• [THE EXERCISE]
Convert every line of the entries below into a Markdown table with two columns, No. and Text, numbering the rows in order and leaving out blank lines.

--

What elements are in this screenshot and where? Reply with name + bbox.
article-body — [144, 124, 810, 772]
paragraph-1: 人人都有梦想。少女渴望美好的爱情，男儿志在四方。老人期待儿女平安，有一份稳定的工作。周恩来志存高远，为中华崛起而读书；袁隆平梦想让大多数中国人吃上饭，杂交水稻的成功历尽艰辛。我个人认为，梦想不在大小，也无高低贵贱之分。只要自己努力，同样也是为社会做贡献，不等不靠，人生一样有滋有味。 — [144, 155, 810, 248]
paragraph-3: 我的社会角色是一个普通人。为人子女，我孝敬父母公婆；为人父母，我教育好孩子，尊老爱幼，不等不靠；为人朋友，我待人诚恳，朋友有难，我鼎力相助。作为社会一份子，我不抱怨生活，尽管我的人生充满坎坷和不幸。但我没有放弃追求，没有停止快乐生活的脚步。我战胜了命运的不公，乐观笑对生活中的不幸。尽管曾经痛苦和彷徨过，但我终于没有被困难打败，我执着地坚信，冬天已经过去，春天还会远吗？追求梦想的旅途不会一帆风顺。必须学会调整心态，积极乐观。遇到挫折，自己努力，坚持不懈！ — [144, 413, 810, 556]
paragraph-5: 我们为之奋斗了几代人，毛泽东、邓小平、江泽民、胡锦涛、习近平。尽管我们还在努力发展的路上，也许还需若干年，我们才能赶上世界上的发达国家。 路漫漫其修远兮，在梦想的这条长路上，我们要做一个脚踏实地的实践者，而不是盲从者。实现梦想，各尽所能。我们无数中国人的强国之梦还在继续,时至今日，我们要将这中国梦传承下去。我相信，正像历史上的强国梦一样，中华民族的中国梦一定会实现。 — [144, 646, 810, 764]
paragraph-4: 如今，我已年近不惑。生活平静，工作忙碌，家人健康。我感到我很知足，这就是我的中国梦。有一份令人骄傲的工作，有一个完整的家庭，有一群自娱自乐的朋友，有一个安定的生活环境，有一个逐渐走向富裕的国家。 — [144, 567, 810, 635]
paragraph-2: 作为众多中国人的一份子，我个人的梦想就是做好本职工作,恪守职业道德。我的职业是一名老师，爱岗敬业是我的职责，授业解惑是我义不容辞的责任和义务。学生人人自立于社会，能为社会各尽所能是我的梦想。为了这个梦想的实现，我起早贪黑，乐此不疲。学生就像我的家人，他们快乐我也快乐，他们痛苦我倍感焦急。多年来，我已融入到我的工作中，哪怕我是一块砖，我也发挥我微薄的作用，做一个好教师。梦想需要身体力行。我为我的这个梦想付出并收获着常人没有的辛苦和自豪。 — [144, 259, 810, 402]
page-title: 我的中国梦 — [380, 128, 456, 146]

--

• [RESULT BELOW]
| No. | Text |
|---|---|
| 1 | What elements are in this screenshot and where? Reply with name + bbox. |
| 2 | article-body — [144, 124, 810, 772] |
| 3 | paragraph-1: 人人都有梦想。少女渴望美好的爱情，男儿志在四方。老人期待儿女平安，有一份稳定的工作。周恩来志存高远，为中华崛起而读书；袁隆平梦想让大多数中国人吃上饭，杂交水稻的成功历尽艰辛。我个人认为，梦想不在大小，也无高低贵贱之分。只要自己努力，同样也是为社会做贡献，不等不靠，人生一样有滋有味。 — [144, 155, 810, 248] |
| 4 | paragraph-3: 我的社会角色是一个普通人。为人子女，我孝敬父母公婆；为人父母，我教育好孩子，尊老爱幼，不等不靠；为人朋友，我待人诚恳，朋友有难，我鼎力相助。作为社会一份子，我不抱怨生活，尽管我的人生充满坎坷和不幸。但我没有放弃追求，没有停止快乐生活的脚步。我战胜了命运的不公，乐观笑对生活中的不幸。尽管曾经痛苦和彷徨过，但我终于没有被困难打败，我执着地坚信，冬天已经过去，春天还会远吗？追求梦想的旅途不会一帆风顺。必须学会调整心态，积极乐观。遇到挫折，自己努力，坚持不懈！ — [144, 413, 810, 556] |
| 5 | paragraph-5: 我们为之奋斗了几代人，毛泽东、邓小平、江泽民、胡锦涛、习近平。尽管我们还在努力发展的路上，也许还需若干年，我们才能赶上世界上的发达国家。 路漫漫其修远兮，在梦想的这条长路上，我们要做一个脚踏实地的实践者，而不是盲从者。实现梦想，各尽所能。我们无数中国人的强国之梦还在继续,时至今日，我们要将这中国梦传承下去。我相信，正像历史上的强国梦一样，中华民族的中国梦一定会实现。 — [144, 646, 810, 764] |
| 6 | paragraph-4: 如今，我已年近不惑。生活平静，工作忙碌，家人健康。我感到我很知足，这就是我的中国梦。有一份令人骄傲的工作，有一个完整的家庭，有一群自娱自乐的朋友，有一个安定的生活环境，有一个逐渐走向富裕的国家。 — [144, 567, 810, 635] |
| 7 | paragraph-2: 作为众多中国人的一份子，我个人的梦想就是做好本职工作,恪守职业道德。我的职业是一名老师，爱岗敬业是我的职责，授业解惑是我义不容辞的责任和义务。学生人人自立于社会，能为社会各尽所能是我的梦想。为了这个梦想的实现，我起早贪黑，乐此不疲。学生就像我的家人，他们快乐我也快乐，他们痛苦我倍感焦急。多年来，我已融入到我的工作中，哪怕我是一块砖，我也发挥我微薄的作用，做一个好教师。梦想需要身体力行。我为我的这个梦想付出并收获着常人没有的辛苦和自豪。 — [144, 259, 810, 402] |
| 8 | page-title: 我的中国梦 — [380, 128, 456, 146] |